#### Work required
Pictures do not belong in the copy. Return all of the entries exactly.

[Data items]

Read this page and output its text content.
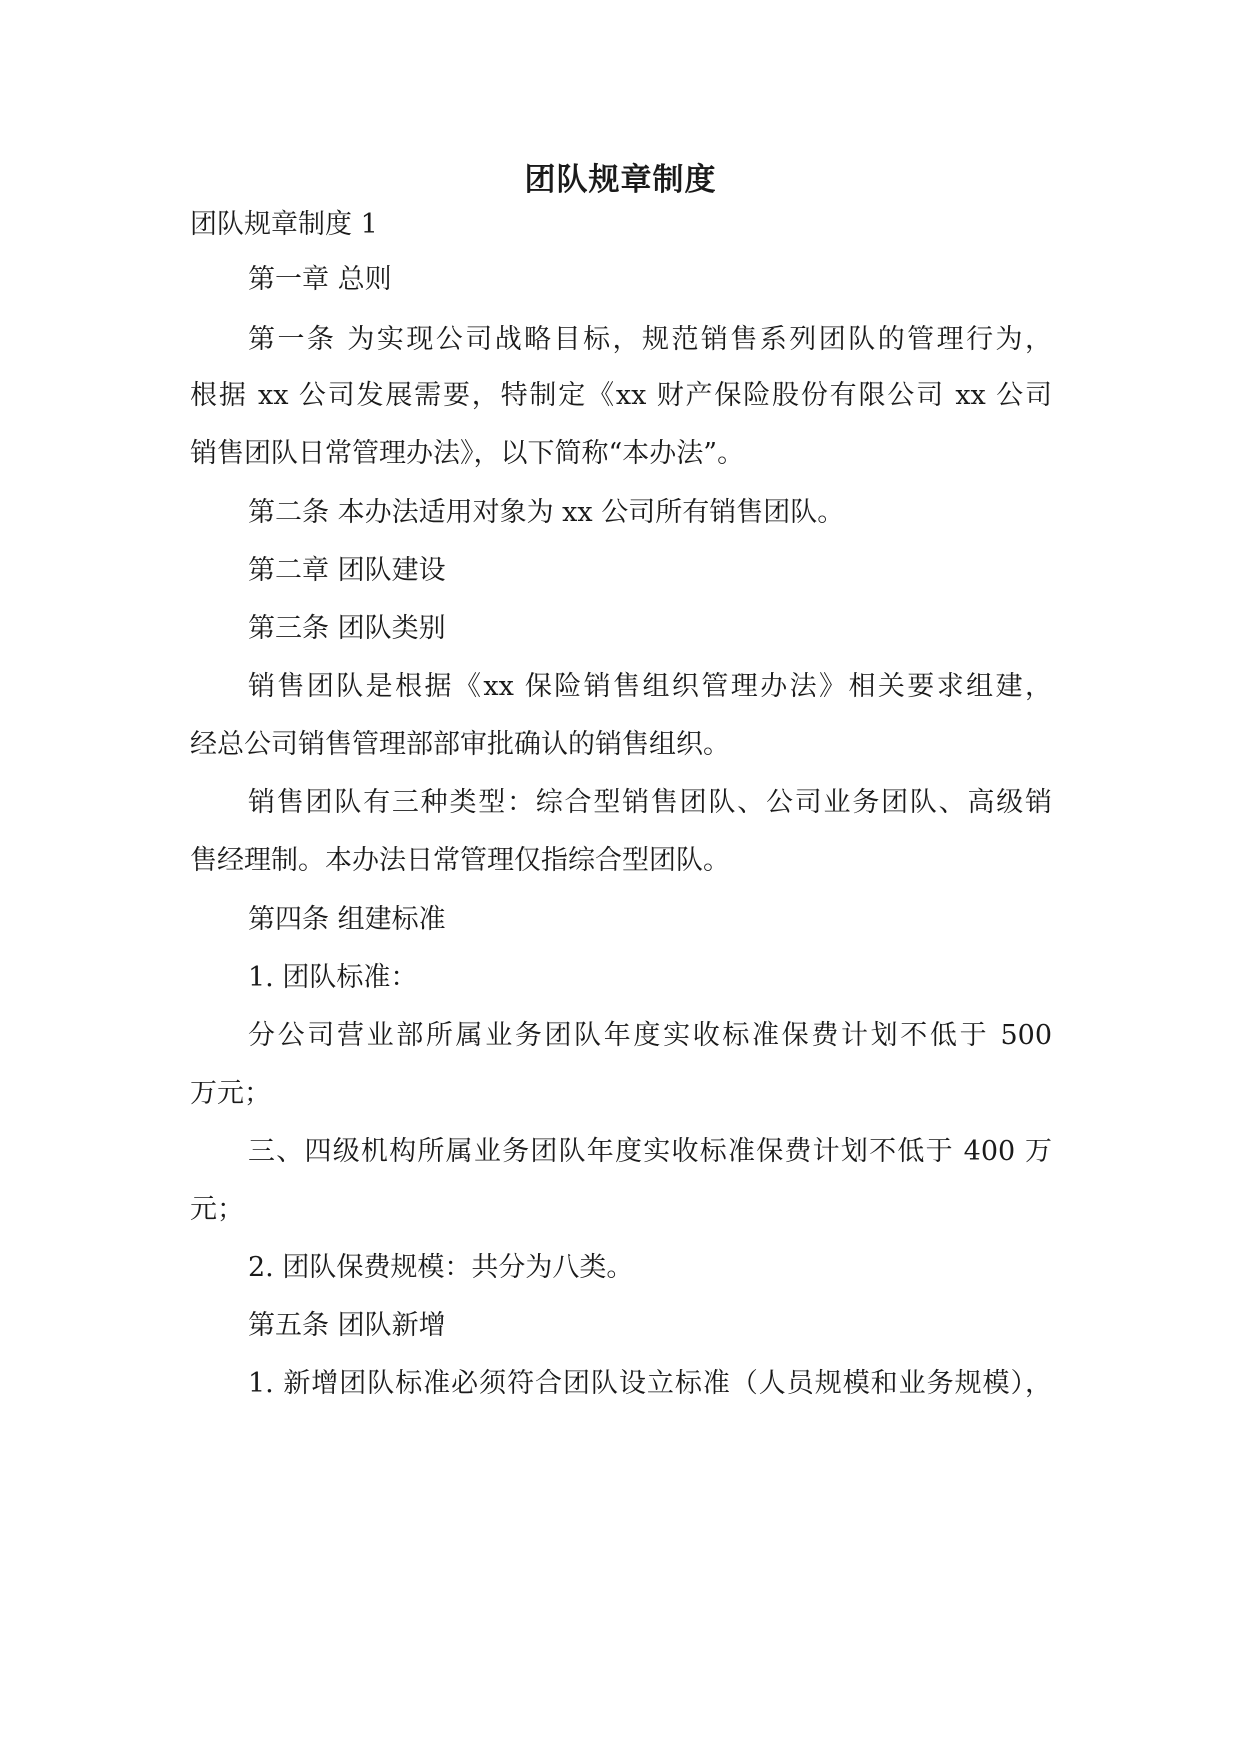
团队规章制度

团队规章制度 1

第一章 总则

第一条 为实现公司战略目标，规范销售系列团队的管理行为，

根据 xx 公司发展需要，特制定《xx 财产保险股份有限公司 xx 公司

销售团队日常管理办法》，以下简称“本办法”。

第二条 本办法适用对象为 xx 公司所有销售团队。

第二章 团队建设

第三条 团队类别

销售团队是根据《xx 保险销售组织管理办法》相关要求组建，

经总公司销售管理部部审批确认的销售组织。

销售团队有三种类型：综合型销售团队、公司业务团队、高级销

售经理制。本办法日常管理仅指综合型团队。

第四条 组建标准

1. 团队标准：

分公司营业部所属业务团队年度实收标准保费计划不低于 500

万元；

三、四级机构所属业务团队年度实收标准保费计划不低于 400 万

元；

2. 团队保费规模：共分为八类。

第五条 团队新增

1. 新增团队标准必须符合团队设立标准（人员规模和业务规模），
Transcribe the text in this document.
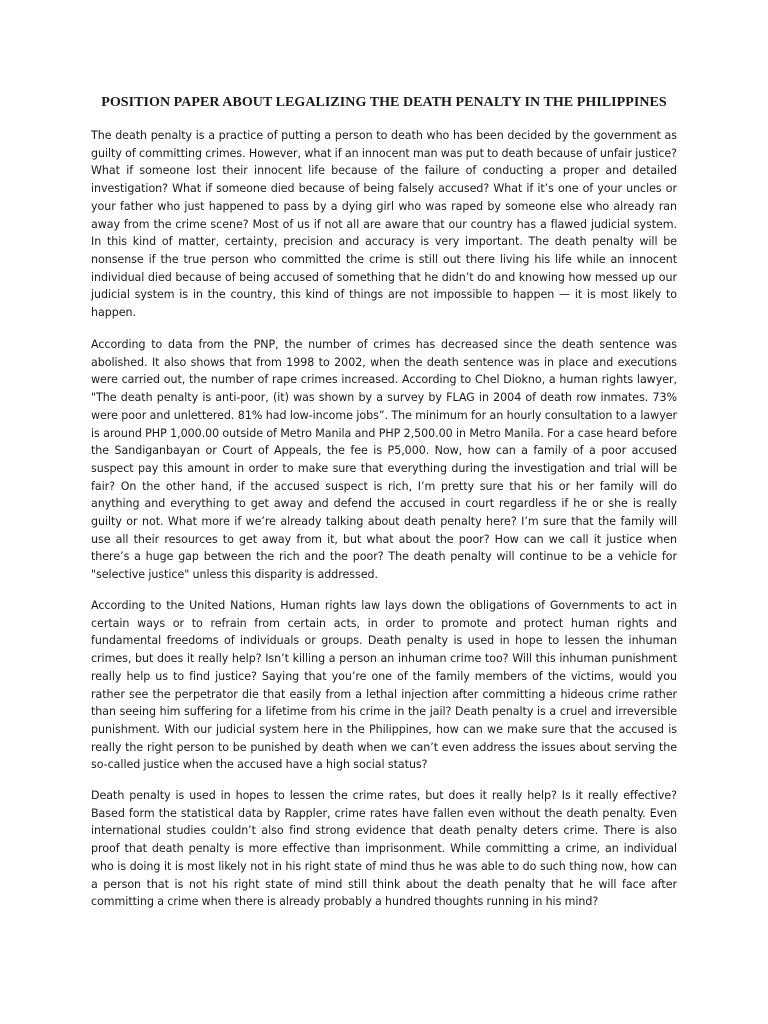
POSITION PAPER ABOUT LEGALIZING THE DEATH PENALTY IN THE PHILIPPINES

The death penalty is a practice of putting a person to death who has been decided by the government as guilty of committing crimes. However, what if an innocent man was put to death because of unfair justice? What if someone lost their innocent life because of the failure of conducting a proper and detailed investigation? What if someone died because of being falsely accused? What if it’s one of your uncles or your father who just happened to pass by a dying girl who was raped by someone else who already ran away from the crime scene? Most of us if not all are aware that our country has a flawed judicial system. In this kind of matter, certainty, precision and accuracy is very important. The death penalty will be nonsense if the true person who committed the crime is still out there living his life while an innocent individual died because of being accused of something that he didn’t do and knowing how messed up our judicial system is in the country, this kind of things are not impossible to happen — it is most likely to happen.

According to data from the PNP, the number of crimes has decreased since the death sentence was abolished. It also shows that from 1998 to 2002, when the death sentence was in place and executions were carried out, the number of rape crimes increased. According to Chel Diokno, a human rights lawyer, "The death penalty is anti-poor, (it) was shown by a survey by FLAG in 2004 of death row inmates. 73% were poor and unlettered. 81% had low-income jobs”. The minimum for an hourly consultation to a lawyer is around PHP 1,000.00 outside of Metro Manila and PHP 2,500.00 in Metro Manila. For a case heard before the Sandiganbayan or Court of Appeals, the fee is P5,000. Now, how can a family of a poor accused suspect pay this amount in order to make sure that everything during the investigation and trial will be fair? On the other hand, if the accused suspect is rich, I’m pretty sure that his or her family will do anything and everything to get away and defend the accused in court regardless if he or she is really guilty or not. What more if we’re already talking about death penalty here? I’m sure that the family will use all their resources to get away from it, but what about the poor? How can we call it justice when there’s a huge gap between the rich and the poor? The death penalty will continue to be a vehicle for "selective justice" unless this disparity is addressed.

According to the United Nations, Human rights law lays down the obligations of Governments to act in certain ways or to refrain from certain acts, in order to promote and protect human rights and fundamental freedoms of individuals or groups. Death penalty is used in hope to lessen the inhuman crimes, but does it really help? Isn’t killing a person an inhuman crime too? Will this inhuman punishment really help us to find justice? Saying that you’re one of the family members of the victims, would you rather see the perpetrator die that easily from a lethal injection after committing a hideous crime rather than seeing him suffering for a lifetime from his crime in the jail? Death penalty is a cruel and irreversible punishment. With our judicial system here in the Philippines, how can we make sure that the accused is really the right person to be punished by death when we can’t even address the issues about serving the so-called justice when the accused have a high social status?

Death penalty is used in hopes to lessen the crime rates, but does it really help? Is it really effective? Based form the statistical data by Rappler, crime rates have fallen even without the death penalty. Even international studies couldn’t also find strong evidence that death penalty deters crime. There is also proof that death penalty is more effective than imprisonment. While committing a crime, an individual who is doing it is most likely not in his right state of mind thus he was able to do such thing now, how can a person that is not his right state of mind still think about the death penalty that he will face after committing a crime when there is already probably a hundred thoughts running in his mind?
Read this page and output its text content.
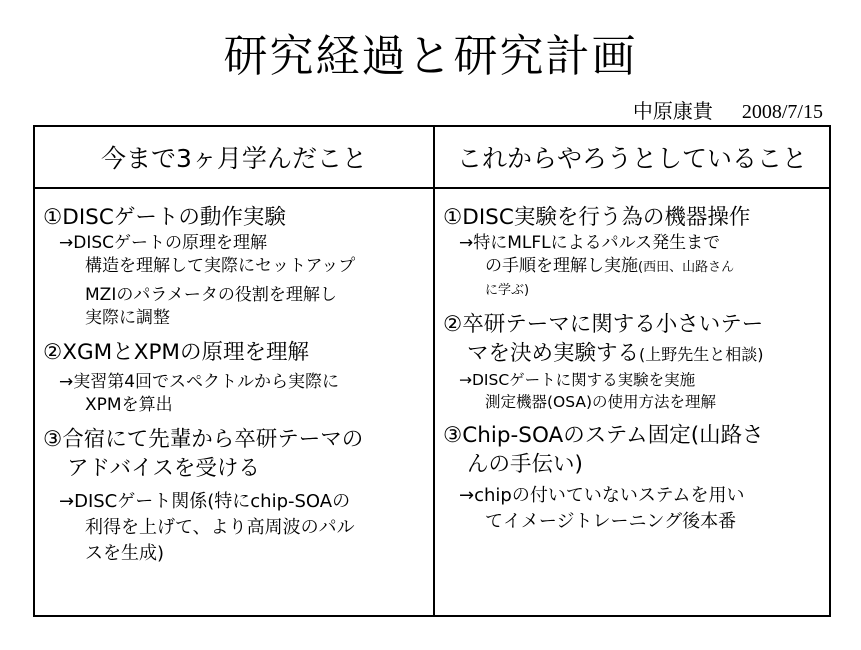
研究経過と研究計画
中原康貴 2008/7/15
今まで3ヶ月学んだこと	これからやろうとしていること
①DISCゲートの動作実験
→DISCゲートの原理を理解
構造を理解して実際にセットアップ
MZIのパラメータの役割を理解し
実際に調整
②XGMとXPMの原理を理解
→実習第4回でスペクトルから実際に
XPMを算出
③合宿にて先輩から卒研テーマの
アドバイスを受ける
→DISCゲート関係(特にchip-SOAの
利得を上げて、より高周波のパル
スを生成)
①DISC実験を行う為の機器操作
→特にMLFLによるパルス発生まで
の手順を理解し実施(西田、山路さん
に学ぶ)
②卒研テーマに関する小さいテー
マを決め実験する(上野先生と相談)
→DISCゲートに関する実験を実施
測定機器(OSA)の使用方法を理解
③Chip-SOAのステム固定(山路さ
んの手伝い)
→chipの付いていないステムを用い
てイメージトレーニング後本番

#### Complete output
Read this page and output its text content.
团队规章制度

团队规章制度 1

第一章 总则

第一条 为实现公司战略目标，规范销售系列团队的管理行为，

根据 xx 公司发展需要，特制定《xx 财产保险股份有限公司 xx 公司

销售团队日常管理办法》，以下简称“本办法”。

第二条 本办法适用对象为 xx 公司所有销售团队。

第二章 团队建设

第三条 团队类别

销售团队是根据《xx 保险销售组织管理办法》相关要求组建，

经总公司销售管理部部审批确认的销售组织。

销售团队有三种类型：综合型销售团队、公司业务团队、高级销

售经理制。本办法日常管理仅指综合型团队。

第四条 组建标准

1. 团队标准：

分公司营业部所属业务团队年度实收标准保费计划不低于 500

万元；

三、四级机构所属业务团队年度实收标准保费计划不低于 400 万

元；

2. 团队保费规模：共分为八类。

第五条 团队新增

1. 新增团队标准必须符合团队设立标准（人员规模和业务规模），
Transcribe the text in this document.
POSITION PAPER ABOUT LEGALIZING THE DEATH PENALTY IN THE PHILIPPINES

The death penalty is a practice of putting a person to death who has been decided by the government as guilty of committing crimes. However, what if an innocent man was put to death because of unfair justice? What if someone lost their innocent life because of the failure of conducting a proper and detailed investigation? What if someone died because of being falsely accused? What if it’s one of your uncles or your father who just happened to pass by a dying girl who was raped by someone else who already ran away from the crime scene? Most of us if not all are aware that our country has a flawed judicial system. In this kind of matter, certainty, precision and accuracy is very important. The death penalty will be nonsense if the true person who committed the crime is still out there living his life while an innocent individual died because of being accused of something that he didn’t do and knowing how messed up our judicial system is in the country, this kind of things are not impossible to happen — it is most likely to happen.

According to data from the PNP, the number of crimes has decreased since the death sentence was abolished. It also shows that from 1998 to 2002, when the death sentence was in place and executions were carried out, the number of rape crimes increased. According to Chel Diokno, a human rights lawyer, "The death penalty is anti-poor, (it) was shown by a survey by FLAG in 2004 of death row inmates. 73% were poor and unlettered. 81% had low-income jobs”. The minimum for an hourly consultation to a lawyer is around PHP 1,000.00 outside of Metro Manila and PHP 2,500.00 in Metro Manila. For a case heard before the Sandiganbayan or Court of Appeals, the fee is P5,000. Now, how can a family of a poor accused suspect pay this amount in order to make sure that everything during the investigation and trial will be fair? On the other hand, if the accused suspect is rich, I’m pretty sure that his or her family will do anything and everything to get away and defend the accused in court regardless if he or she is really guilty or not. What more if we’re already talking about death penalty here? I’m sure that the family will use all their resources to get away from it, but what about the poor? How can we call it justice when there’s a huge gap between the rich and the poor? The death penalty will continue to be a vehicle for "selective justice" unless this disparity is addressed.

According to the United Nations, Human rights law lays down the obligations of Governments to act in certain ways or to refrain from certain acts, in order to promote and protect human rights and fundamental freedoms of individuals or groups. Death penalty is used in hope to lessen the inhuman crimes, but does it really help? Isn’t killing a person an inhuman crime too? Will this inhuman punishment really help us to find justice? Saying that you’re one of the family members of the victims, would you rather see the perpetrator die that easily from a lethal injection after committing a hideous crime rather than seeing him suffering for a lifetime from his crime in the jail? Death penalty is a cruel and irreversible punishment. With our judicial system here in the Philippines, how can we make sure that the accused is really the right person to be punished by death when we can’t even address the issues about serving the so-called justice when the accused have a high social status?

Death penalty is used in hopes to lessen the crime rates, but does it really help? Is it really effective? Based form the statistical data by Rappler, crime rates have fallen even without the death penalty. Even international studies couldn’t also find strong evidence that death penalty deters crime. There is also proof that death penalty is more effective than imprisonment. While committing a crime, an individual who is doing it is most likely not in his right state of mind thus he was able to do such thing now, how can a person that is not his right state of mind still think about the death penalty that he will face after committing a crime when there is already probably a hundred thoughts running in his mind?
Read this page and output its text content.
研究経過と研究計画
中原康貴 2008/7/15
今まで3ヶ月学んだこと	これからやろうとしていること
①DISCゲートの動作実験
→DISCゲートの原理を理解
構造を理解して実際にセットアップ
MZIのパラメータの役割を理解し
実際に調整
②XGMとXPMの原理を理解
→実習第4回でスペクトルから実際に
XPMを算出
③合宿にて先輩から卒研テーマの
アドバイスを受ける
→DISCゲート関係(特にchip-SOAの
利得を上げて、より高周波のパル
スを生成)
①DISC実験を行う為の機器操作
→特にMLFLによるパルス発生まで
の手順を理解し実施(西田、山路さん
に学ぶ)
②卒研テーマに関する小さいテー
マを決め実験する(上野先生と相談)
→DISCゲートに関する実験を実施
測定機器(OSA)の使用方法を理解
③Chip-SOAのステム固定(山路さ
んの手伝い)
→chipの付いていないステムを用い
てイメージトレーニング後本番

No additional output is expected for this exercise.